- _Given exercise_
Lines containing the word "structured" should be extracted in full.

[Dataset items]
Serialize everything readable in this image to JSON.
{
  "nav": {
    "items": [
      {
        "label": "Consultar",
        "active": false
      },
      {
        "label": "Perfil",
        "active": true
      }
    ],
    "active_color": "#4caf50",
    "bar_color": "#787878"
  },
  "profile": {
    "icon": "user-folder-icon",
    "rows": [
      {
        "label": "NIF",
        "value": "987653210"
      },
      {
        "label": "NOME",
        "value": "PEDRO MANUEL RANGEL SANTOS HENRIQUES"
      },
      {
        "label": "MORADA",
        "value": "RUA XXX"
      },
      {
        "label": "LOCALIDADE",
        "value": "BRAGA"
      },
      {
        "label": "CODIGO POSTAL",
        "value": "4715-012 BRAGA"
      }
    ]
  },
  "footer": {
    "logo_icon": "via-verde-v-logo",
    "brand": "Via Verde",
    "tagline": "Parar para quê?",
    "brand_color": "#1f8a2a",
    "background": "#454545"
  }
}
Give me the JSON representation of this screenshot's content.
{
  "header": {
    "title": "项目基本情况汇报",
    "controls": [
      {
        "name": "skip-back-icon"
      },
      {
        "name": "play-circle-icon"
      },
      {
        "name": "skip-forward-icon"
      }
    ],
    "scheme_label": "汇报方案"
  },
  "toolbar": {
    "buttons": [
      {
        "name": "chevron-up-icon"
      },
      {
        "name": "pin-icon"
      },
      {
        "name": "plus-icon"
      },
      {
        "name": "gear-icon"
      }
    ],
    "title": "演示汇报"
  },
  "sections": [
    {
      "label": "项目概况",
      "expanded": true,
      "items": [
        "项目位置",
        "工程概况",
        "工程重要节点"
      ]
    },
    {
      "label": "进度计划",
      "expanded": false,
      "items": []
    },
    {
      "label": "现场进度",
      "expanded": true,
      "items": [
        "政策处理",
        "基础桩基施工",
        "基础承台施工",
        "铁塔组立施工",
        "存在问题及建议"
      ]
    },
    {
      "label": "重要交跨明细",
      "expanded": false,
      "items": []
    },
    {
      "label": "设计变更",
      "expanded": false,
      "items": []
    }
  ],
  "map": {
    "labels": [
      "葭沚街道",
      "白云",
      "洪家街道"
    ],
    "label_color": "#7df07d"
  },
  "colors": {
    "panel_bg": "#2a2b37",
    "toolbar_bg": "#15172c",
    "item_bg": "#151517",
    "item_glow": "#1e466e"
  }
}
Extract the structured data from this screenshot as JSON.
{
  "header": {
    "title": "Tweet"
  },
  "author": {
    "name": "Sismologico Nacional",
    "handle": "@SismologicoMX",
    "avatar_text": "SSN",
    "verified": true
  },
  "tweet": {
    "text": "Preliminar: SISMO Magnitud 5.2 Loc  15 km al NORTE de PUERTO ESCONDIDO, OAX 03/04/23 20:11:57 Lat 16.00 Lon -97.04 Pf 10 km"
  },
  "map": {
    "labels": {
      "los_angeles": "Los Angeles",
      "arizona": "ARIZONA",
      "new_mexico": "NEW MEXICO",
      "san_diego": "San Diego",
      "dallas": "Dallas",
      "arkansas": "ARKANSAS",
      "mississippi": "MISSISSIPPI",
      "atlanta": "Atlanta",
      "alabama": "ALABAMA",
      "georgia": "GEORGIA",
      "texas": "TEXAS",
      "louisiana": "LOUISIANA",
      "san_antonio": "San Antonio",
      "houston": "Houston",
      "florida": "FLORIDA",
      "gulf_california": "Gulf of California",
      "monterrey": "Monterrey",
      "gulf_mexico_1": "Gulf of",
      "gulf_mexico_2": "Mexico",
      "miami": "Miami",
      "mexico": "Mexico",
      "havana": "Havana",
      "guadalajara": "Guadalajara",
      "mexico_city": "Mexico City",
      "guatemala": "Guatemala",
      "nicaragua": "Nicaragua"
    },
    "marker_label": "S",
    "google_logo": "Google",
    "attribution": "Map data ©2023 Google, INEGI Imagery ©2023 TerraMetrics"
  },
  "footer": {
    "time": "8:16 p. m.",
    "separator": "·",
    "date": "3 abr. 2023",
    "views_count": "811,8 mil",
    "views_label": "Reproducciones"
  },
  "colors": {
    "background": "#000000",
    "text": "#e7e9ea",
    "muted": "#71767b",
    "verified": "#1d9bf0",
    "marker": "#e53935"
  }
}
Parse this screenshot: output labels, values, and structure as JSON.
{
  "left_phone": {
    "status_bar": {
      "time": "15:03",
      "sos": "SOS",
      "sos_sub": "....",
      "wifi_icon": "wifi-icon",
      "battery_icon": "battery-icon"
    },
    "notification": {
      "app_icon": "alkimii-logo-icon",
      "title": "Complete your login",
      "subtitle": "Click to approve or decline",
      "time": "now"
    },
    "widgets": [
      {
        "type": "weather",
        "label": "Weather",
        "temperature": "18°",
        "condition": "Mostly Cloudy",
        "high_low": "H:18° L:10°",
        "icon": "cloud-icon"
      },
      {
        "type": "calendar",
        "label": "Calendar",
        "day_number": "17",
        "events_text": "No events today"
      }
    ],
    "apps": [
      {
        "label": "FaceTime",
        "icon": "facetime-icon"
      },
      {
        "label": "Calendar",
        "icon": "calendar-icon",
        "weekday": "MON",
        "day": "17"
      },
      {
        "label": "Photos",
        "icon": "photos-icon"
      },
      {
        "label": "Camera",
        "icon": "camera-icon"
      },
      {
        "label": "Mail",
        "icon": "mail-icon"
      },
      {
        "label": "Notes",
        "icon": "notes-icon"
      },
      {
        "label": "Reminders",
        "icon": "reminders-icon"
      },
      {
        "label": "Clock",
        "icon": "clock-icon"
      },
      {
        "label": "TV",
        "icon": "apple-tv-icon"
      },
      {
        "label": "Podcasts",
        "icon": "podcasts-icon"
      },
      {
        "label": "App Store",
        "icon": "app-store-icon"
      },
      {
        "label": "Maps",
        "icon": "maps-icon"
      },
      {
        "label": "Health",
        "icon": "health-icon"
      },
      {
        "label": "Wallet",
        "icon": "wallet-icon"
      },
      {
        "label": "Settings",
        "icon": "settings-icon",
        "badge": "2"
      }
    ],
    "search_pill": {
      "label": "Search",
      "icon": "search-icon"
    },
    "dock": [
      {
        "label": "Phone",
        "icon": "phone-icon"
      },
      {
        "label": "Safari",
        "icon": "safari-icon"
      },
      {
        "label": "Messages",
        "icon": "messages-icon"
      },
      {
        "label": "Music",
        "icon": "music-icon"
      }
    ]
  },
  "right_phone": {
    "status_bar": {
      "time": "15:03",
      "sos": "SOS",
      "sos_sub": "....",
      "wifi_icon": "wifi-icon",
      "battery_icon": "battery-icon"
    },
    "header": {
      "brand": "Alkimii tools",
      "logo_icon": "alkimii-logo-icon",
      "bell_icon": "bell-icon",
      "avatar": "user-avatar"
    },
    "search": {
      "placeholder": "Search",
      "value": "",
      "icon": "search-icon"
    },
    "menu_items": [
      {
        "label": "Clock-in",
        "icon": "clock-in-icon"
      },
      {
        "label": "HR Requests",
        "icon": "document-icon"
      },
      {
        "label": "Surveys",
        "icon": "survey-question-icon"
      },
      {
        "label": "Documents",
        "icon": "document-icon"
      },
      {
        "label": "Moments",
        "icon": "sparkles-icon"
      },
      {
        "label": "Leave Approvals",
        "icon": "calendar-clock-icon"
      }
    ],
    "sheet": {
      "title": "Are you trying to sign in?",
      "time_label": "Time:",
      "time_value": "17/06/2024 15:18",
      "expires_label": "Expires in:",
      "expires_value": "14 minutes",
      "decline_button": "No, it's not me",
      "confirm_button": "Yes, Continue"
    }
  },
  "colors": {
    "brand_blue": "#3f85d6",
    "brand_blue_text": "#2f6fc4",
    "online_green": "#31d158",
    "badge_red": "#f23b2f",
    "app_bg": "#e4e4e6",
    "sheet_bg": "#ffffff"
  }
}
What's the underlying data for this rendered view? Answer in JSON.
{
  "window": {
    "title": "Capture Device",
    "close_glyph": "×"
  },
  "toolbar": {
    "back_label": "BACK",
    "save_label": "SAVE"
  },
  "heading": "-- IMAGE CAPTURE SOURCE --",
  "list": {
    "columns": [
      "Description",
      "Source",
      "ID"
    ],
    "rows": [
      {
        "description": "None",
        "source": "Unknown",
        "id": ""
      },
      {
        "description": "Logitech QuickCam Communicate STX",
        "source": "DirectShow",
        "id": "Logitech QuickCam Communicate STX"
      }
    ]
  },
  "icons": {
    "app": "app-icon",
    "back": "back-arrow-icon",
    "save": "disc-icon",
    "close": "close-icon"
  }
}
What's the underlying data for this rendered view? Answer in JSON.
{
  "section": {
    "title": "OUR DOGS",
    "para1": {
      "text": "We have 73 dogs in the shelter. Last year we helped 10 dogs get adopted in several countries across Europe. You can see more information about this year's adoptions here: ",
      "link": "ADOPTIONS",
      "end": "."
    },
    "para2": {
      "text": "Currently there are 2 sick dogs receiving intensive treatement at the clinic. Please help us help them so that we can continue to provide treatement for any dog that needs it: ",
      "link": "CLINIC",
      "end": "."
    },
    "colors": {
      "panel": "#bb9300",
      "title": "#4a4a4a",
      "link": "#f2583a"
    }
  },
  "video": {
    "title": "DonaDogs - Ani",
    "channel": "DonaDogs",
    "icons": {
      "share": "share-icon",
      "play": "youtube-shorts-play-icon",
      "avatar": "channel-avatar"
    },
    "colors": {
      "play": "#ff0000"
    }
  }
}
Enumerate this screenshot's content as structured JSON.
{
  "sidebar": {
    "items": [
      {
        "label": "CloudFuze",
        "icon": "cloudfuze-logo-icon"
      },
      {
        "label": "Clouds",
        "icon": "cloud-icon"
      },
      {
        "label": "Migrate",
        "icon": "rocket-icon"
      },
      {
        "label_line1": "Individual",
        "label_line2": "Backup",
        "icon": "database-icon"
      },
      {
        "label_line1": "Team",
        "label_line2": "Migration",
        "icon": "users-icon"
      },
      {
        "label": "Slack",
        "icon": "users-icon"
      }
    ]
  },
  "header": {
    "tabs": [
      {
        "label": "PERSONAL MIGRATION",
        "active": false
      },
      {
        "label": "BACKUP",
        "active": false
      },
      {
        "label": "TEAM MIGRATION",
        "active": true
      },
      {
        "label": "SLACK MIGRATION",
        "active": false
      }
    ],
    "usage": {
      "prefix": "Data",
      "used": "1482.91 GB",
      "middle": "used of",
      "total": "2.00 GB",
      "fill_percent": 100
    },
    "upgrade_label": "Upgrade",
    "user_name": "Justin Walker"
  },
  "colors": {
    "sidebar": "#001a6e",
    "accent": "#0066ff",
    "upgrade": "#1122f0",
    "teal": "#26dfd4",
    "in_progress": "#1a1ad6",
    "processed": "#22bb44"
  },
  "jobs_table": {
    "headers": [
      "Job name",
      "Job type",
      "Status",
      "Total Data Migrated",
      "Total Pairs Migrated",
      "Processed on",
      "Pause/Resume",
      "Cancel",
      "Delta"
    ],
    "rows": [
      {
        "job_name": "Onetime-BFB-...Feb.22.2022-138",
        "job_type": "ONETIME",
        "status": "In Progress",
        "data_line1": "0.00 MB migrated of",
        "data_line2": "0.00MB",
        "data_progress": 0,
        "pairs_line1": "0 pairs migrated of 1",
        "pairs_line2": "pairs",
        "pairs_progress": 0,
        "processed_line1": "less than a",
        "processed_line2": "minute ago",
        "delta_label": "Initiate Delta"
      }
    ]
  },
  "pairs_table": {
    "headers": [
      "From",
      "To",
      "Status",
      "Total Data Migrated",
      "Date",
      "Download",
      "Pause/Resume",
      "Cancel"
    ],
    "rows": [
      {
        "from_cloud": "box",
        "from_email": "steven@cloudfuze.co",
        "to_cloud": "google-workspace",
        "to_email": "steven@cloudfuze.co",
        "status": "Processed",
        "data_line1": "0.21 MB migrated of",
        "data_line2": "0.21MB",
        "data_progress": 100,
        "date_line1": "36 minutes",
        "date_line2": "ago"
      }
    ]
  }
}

- _Solved exercise_
Extract the structured data from this screenshot as JSON.
Enumerate this screenshot's content as structured JSON.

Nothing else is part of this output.